Your task: Transcribe all of the material exactly, except for its pictures.

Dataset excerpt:
===

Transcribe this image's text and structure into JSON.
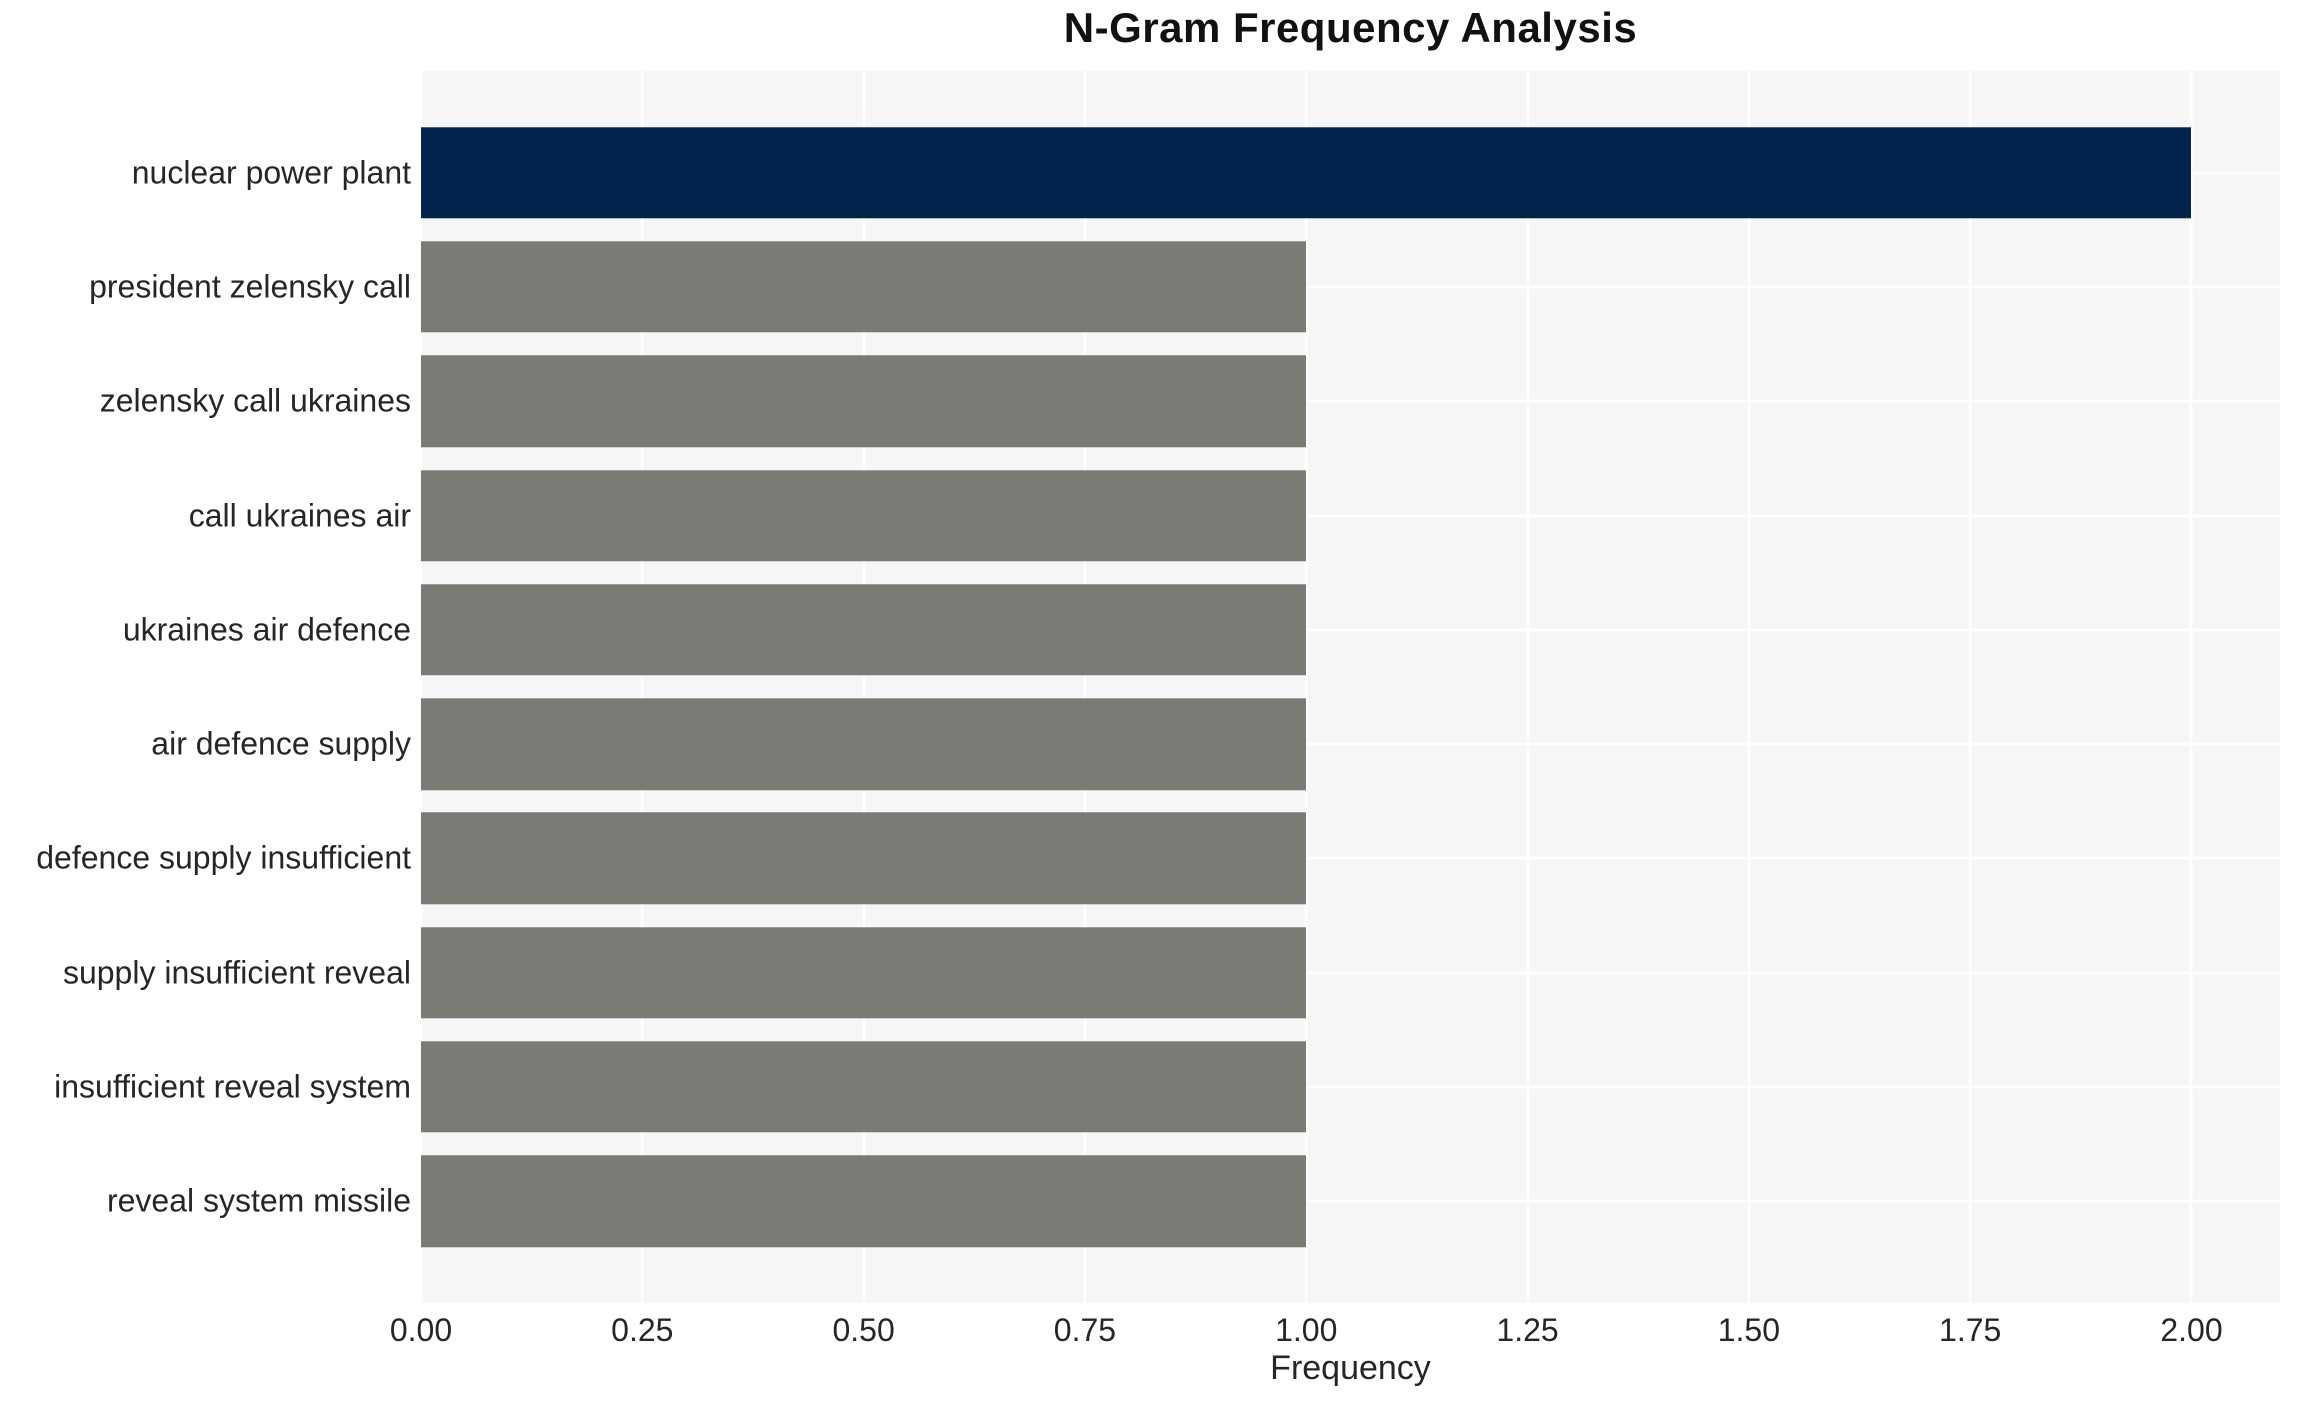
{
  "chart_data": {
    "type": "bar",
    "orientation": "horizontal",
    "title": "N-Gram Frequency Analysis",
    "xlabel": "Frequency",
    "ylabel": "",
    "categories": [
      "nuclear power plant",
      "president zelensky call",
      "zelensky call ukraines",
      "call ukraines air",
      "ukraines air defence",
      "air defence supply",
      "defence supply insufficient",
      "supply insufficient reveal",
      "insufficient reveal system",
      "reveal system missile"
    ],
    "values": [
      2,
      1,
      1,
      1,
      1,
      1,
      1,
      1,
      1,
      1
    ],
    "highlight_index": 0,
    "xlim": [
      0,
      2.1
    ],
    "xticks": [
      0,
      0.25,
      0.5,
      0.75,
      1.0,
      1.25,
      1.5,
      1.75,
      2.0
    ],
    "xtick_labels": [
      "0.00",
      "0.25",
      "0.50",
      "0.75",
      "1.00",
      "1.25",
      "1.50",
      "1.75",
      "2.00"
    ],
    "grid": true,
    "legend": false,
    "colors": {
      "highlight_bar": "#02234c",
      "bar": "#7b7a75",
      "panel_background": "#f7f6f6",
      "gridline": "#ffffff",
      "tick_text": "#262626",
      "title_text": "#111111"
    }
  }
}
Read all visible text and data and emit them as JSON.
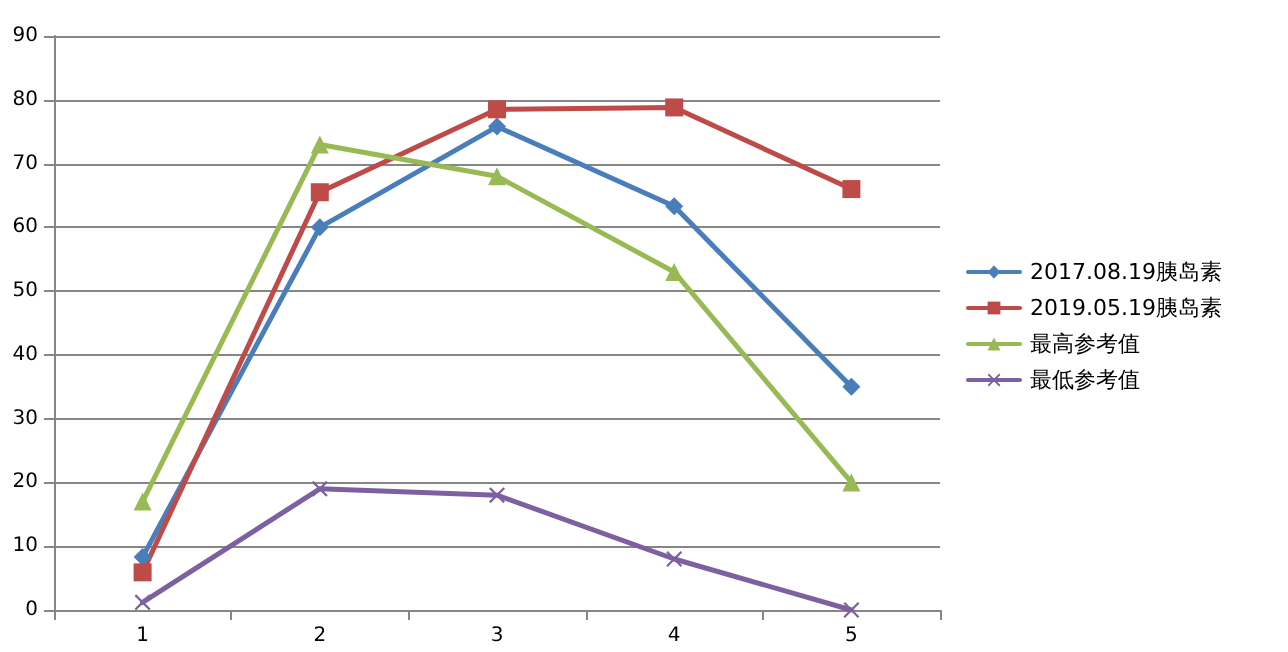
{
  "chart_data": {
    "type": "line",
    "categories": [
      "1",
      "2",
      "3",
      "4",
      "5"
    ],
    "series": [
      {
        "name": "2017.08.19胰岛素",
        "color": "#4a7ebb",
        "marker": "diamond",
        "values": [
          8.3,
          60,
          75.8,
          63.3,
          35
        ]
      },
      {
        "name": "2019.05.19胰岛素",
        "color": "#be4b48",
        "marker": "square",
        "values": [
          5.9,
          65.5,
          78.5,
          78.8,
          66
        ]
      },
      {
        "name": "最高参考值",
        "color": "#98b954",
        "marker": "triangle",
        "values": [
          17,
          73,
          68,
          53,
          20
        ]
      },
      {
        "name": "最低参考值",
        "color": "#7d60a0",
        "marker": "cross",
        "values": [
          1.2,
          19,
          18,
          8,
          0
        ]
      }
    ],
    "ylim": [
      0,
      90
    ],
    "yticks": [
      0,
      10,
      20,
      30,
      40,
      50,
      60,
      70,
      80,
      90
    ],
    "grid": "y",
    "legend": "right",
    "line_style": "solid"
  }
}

===

In response:
Transcribe this image's text and structure into JSON.
{
  "chart_data": {
    "type": "bar",
    "orientation": "horizontal",
    "title": "N-Gram Frequency Analysis",
    "xlabel": "Frequency",
    "ylabel": "",
    "categories": [
      "nuclear power plant",
      "president zelensky call",
      "zelensky call ukraines",
      "call ukraines air",
      "ukraines air defence",
      "air defence supply",
      "defence supply insufficient",
      "supply insufficient reveal",
      "insufficient reveal system",
      "reveal system missile"
    ],
    "values": [
      2,
      1,
      1,
      1,
      1,
      1,
      1,
      1,
      1,
      1
    ],
    "highlight_index": 0,
    "xlim": [
      0,
      2.1
    ],
    "xticks": [
      0,
      0.25,
      0.5,
      0.75,
      1.0,
      1.25,
      1.5,
      1.75,
      2.0
    ],
    "xtick_labels": [
      "0.00",
      "0.25",
      "0.50",
      "0.75",
      "1.00",
      "1.25",
      "1.50",
      "1.75",
      "2.00"
    ],
    "grid": true,
    "legend": false,
    "colors": {
      "highlight_bar": "#02234c",
      "bar": "#7b7a75",
      "panel_background": "#f7f6f6",
      "gridline": "#ffffff",
      "tick_text": "#262626",
      "title_text": "#111111"
    }
  }
}
Read all visible text and data and emit them as JSON.
{
  "chart_data": {
    "type": "line",
    "categories": [
      "1",
      "2",
      "3",
      "4",
      "5"
    ],
    "series": [
      {
        "name": "2017.08.19胰岛素",
        "color": "#4a7ebb",
        "marker": "diamond",
        "values": [
          8.3,
          60,
          75.8,
          63.3,
          35
        ]
      },
      {
        "name": "2019.05.19胰岛素",
        "color": "#be4b48",
        "marker": "square",
        "values": [
          5.9,
          65.5,
          78.5,
          78.8,
          66
        ]
      },
      {
        "name": "最高参考值",
        "color": "#98b954",
        "marker": "triangle",
        "values": [
          17,
          73,
          68,
          53,
          20
        ]
      },
      {
        "name": "最低参考值",
        "color": "#7d60a0",
        "marker": "cross",
        "values": [
          1.2,
          19,
          18,
          8,
          0
        ]
      }
    ],
    "ylim": [
      0,
      90
    ],
    "yticks": [
      0,
      10,
      20,
      30,
      40,
      50,
      60,
      70,
      80,
      90
    ],
    "grid": "y",
    "legend": "right",
    "line_style": "solid"
  }
}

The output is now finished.